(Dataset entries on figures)
◆ ◆ ◆

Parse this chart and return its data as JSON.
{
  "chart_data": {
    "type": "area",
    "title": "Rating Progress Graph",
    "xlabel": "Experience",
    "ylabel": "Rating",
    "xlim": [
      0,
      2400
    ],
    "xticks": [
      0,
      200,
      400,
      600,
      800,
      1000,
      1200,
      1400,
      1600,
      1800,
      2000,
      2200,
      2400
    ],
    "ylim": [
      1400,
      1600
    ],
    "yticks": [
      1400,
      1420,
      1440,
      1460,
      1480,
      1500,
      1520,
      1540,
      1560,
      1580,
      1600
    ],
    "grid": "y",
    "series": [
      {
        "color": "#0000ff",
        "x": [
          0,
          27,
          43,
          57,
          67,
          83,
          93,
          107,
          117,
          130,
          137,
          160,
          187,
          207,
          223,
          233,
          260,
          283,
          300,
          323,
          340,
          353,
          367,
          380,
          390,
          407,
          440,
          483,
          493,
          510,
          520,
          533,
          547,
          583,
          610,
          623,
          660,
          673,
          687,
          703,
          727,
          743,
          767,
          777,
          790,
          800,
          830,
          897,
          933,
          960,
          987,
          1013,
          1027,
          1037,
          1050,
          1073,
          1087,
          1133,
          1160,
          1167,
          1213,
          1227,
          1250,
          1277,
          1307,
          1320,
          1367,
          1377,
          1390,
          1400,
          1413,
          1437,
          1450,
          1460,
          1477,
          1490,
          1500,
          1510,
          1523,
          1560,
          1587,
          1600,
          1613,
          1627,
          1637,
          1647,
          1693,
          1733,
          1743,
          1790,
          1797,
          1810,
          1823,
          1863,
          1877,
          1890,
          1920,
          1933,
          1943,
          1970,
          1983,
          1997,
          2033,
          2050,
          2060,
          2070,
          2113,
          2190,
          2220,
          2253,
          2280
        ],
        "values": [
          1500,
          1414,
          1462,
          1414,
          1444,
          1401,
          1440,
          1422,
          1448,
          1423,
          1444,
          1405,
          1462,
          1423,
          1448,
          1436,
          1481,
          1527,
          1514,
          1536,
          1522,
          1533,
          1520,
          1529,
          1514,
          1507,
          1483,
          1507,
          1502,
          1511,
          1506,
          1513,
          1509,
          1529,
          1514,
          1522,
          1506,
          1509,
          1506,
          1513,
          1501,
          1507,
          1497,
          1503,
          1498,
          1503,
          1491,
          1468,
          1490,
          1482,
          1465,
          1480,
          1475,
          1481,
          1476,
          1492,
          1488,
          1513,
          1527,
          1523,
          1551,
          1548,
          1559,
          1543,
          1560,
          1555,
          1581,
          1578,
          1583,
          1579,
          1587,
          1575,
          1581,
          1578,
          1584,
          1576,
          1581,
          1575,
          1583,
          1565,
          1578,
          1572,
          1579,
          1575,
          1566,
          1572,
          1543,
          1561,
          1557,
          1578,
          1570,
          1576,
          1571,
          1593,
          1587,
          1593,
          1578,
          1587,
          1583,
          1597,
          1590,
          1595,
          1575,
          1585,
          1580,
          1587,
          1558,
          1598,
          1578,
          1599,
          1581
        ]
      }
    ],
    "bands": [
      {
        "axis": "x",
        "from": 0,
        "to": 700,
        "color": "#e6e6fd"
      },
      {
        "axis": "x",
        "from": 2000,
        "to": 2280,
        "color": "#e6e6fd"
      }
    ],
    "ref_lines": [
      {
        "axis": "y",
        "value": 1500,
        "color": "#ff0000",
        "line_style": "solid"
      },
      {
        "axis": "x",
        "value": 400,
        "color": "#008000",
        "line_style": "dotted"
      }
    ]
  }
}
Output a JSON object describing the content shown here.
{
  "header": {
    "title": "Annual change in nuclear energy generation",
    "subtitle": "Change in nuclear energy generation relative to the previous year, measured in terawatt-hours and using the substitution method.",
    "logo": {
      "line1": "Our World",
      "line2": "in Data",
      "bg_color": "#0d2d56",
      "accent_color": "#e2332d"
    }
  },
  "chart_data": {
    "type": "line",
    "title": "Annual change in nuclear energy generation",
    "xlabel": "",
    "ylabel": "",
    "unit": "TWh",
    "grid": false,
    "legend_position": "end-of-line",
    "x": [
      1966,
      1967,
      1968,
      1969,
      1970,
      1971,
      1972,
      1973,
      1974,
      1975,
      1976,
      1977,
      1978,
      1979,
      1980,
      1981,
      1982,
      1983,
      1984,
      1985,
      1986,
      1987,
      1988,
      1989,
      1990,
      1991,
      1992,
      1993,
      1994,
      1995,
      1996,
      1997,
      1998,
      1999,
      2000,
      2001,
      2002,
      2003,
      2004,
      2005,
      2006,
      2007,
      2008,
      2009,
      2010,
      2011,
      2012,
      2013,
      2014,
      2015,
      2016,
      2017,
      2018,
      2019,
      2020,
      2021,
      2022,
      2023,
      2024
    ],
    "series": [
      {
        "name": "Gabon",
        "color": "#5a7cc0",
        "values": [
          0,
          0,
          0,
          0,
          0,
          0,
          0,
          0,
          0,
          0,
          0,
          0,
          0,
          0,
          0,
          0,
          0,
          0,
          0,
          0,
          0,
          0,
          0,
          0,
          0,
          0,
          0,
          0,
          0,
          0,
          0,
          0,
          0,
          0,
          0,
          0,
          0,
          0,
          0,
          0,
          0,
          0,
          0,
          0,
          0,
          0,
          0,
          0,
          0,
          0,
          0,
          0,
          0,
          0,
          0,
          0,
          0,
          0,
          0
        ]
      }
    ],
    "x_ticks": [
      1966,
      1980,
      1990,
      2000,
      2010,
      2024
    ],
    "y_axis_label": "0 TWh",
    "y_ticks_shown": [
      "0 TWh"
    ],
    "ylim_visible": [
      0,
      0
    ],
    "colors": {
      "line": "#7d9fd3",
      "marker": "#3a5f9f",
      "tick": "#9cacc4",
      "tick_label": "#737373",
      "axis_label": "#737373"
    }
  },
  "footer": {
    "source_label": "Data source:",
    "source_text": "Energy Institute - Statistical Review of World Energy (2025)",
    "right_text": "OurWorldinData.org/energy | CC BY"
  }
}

◆ ◆ ◆

### The problem
Write out the material exactly as given.

### Worked answer
Parse this chart and return its data as JSON.
{
  "chart_data": {
    "type": "area",
    "title": "Rating Progress Graph",
    "xlabel": "Experience",
    "ylabel": "Rating",
    "xlim": [
      0,
      2400
    ],
    "xticks": [
      0,
      200,
      400,
      600,
      800,
      1000,
      1200,
      1400,
      1600,
      1800,
      2000,
      2200,
      2400
    ],
    "ylim": [
      1400,
      1600
    ],
    "yticks": [
      1400,
      1420,
      1440,
      1460,
      1480,
      1500,
      1520,
      1540,
      1560,
      1580,
      1600
    ],
    "grid": "y",
    "series": [
      {
        "color": "#0000ff",
        "x": [
          0,
          27,
          43,
          57,
          67,
          83,
          93,
          107,
          117,
          130,
          137,
          160,
          187,
          207,
          223,
          233,
          260,
          283,
          300,
          323,
          340,
          353,
          367,
          380,
          390,
          407,
          440,
          483,
          493,
          510,
          520,
          533,
          547,
          583,
          610,
          623,
          660,
          673,
          687,
          703,
          727,
          743,
          767,
          777,
          790,
          800,
          830,
          897,
          933,
          960,
          987,
          1013,
          1027,
          1037,
          1050,
          1073,
          1087,
          1133,
          1160,
          1167,
          1213,
          1227,
          1250,
          1277,
          1307,
          1320,
          1367,
          1377,
          1390,
          1400,
          1413,
          1437,
          1450,
          1460,
          1477,
          1490,
          1500,
          1510,
          1523,
          1560,
          1587,
          1600,
          1613,
          1627,
          1637,
          1647,
          1693,
          1733,
          1743,
          1790,
          1797,
          1810,
          1823,
          1863,
          1877,
          1890,
          1920,
          1933,
          1943,
          1970,
          1983,
          1997,
          2033,
          2050,
          2060,
          2070,
          2113,
          2190,
          2220,
          2253,
          2280
        ],
        "values": [
          1500,
          1414,
          1462,
          1414,
          1444,
          1401,
          1440,
          1422,
          1448,
          1423,
          1444,
          1405,
          1462,
          1423,
          1448,
          1436,
          1481,
          1527,
          1514,
          1536,
          1522,
          1533,
          1520,
          1529,
          1514,
          1507,
          1483,
          1507,
          1502,
          1511,
          1506,
          1513,
          1509,
          1529,
          1514,
          1522,
          1506,
          1509,
          1506,
          1513,
          1501,
          1507,
          1497,
          1503,
          1498,
          1503,
          1491,
          1468,
          1490,
          1482,
          1465,
          1480,
          1475,
          1481,
          1476,
          1492,
          1488,
          1513,
          1527,
          1523,
          1551,
          1548,
          1559,
          1543,
          1560,
          1555,
          1581,
          1578,
          1583,
          1579,
          1587,
          1575,
          1581,
          1578,
          1584,
          1576,
          1581,
          1575,
          1583,
          1565,
          1578,
          1572,
          1579,
          1575,
          1566,
          1572,
          1543,
          1561,
          1557,
          1578,
          1570,
          1576,
          1571,
          1593,
          1587,
          1593,
          1578,
          1587,
          1583,
          1597,
          1590,
          1595,
          1575,
          1585,
          1580,
          1587,
          1558,
          1598,
          1578,
          1599,
          1581
        ]
      }
    ],
    "bands": [
      {
        "axis": "x",
        "from": 0,
        "to": 700,
        "color": "#e6e6fd"
      },
      {
        "axis": "x",
        "from": 2000,
        "to": 2280,
        "color": "#e6e6fd"
      }
    ],
    "ref_lines": [
      {
        "axis": "y",
        "value": 1500,
        "color": "#ff0000",
        "line_style": "solid"
      },
      {
        "axis": "x",
        "value": 400,
        "color": "#008000",
        "line_style": "dotted"
      }
    ]
  }
}
Output a JSON object describing the content shown here.
{
  "header": {
    "title": "Annual change in nuclear energy generation",
    "subtitle": "Change in nuclear energy generation relative to the previous year, measured in terawatt-hours and using the substitution method.",
    "logo": {
      "line1": "Our World",
      "line2": "in Data",
      "bg_color": "#0d2d56",
      "accent_color": "#e2332d"
    }
  },
  "chart_data": {
    "type": "line",
    "title": "Annual change in nuclear energy generation",
    "xlabel": "",
    "ylabel": "",
    "unit": "TWh",
    "grid": false,
    "legend_position": "end-of-line",
    "x": [
      1966,
      1967,
      1968,
      1969,
      1970,
      1971,
      1972,
      1973,
      1974,
      1975,
      1976,
      1977,
      1978,
      1979,
      1980,
      1981,
      1982,
      1983,
      1984,
      1985,
      1986,
      1987,
      1988,
      1989,
      1990,
      1991,
      1992,
      1993,
      1994,
      1995,
      1996,
      1997,
      1998,
      1999,
      2000,
      2001,
      2002,
      2003,
      2004,
      2005,
      2006,
      2007,
      2008,
      2009,
      2010,
      2011,
      2012,
      2013,
      2014,
      2015,
      2016,
      2017,
      2018,
      2019,
      2020,
      2021,
      2022,
      2023,
      2024
    ],
    "series": [
      {
        "name": "Gabon",
        "color": "#5a7cc0",
        "values": [
          0,
          0,
          0,
          0,
          0,
          0,
          0,
          0,
          0,
          0,
          0,
          0,
          0,
          0,
          0,
          0,
          0,
          0,
          0,
          0,
          0,
          0,
          0,
          0,
          0,
          0,
          0,
          0,
          0,
          0,
          0,
          0,
          0,
          0,
          0,
          0,
          0,
          0,
          0,
          0,
          0,
          0,
          0,
          0,
          0,
          0,
          0,
          0,
          0,
          0,
          0,
          0,
          0,
          0,
          0,
          0,
          0,
          0,
          0
        ]
      }
    ],
    "x_ticks": [
      1966,
      1980,
      1990,
      2000,
      2010,
      2024
    ],
    "y_axis_label": "0 TWh",
    "y_ticks_shown": [
      "0 TWh"
    ],
    "ylim_visible": [
      0,
      0
    ],
    "colors": {
      "line": "#7d9fd3",
      "marker": "#3a5f9f",
      "tick": "#9cacc4",
      "tick_label": "#737373",
      "axis_label": "#737373"
    }
  },
  "footer": {
    "source_label": "Data source:",
    "source_text": "Energy Institute - Statistical Review of World Energy (2025)",
    "right_text": "OurWorldinData.org/energy | CC BY"
  }
}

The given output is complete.